** Material shown follows **
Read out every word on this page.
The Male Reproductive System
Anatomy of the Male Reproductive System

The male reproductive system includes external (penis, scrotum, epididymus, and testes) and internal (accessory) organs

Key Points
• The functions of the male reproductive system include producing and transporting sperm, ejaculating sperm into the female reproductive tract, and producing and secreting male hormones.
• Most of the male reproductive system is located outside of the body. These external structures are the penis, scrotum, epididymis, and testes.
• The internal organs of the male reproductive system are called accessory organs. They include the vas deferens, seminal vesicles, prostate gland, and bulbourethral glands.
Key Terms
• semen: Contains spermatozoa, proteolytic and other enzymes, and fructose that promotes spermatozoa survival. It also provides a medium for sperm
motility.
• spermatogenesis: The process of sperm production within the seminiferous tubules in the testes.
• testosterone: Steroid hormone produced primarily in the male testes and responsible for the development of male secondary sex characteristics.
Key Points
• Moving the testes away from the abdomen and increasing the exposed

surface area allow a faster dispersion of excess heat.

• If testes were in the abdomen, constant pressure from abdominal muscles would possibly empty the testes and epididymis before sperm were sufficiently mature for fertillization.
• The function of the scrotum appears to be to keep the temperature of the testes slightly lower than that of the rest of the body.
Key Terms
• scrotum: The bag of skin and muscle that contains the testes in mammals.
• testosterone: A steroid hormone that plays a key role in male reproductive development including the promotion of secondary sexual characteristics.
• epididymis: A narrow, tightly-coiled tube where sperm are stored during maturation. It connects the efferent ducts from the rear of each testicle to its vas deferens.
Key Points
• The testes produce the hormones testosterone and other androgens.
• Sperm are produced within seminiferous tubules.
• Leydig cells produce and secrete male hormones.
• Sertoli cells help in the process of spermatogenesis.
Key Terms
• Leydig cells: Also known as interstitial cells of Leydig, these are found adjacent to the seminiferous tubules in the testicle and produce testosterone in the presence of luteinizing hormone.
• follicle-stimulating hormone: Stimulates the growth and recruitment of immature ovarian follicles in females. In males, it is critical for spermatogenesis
** End of Material shown **
About this task: Reproduce the entries exactly, dropping nothing.

Response to the task:
Read out every word on this page.
The Male Reproductive System
Anatomy of the Male Reproductive System

The male reproductive system includes external (penis, scrotum, epididymus, and testes) and internal (accessory) organs

Key Points
• The functions of the male reproductive system include producing and transporting sperm, ejaculating sperm into the female reproductive tract, and producing and secreting male hormones.
• Most of the male reproductive system is located outside of the body. These external structures are the penis, scrotum, epididymis, and testes.
• The internal organs of the male reproductive system are called accessory organs. They include the vas deferens, seminal vesicles, prostate gland, and bulbourethral glands.
Key Terms
• semen: Contains spermatozoa, proteolytic and other enzymes, and fructose that promotes spermatozoa survival. It also provides a medium for sperm
motility.
• spermatogenesis: The process of sperm production within the seminiferous tubules in the testes.
• testosterone: Steroid hormone produced primarily in the male testes and responsible for the development of male secondary sex characteristics.
Key Points
• Moving the testes away from the abdomen and increasing the exposed

surface area allow a faster dispersion of excess heat.

• If testes were in the abdomen, constant pressure from abdominal muscles would possibly empty the testes and epididymis before sperm were sufficiently mature for fertillization.
• The function of the scrotum appears to be to keep the temperature of the testes slightly lower than that of the rest of the body.
Key Terms
• scrotum: The bag of skin and muscle that contains the testes in mammals.
• testosterone: A steroid hormone that plays a key role in male reproductive development including the promotion of secondary sexual characteristics.
• epididymis: A narrow, tightly-coiled tube where sperm are stored during maturation. It connects the efferent ducts from the rear of each testicle to its vas deferens.
Key Points
• The testes produce the hormones testosterone and other androgens.
• Sperm are produced within seminiferous tubules.
• Leydig cells produce and secrete male hormones.
• Sertoli cells help in the process of spermatogenesis.
Key Terms
• Leydig cells: Also known as interstitial cells of Leydig, these are found adjacent to the seminiferous tubules in the testicle and produce testosterone in the presence of luteinizing hormone.
• follicle-stimulating hormone: Stimulates the growth and recruitment of immature ovarian follicles in females. In males, it is critical for spermatogenesis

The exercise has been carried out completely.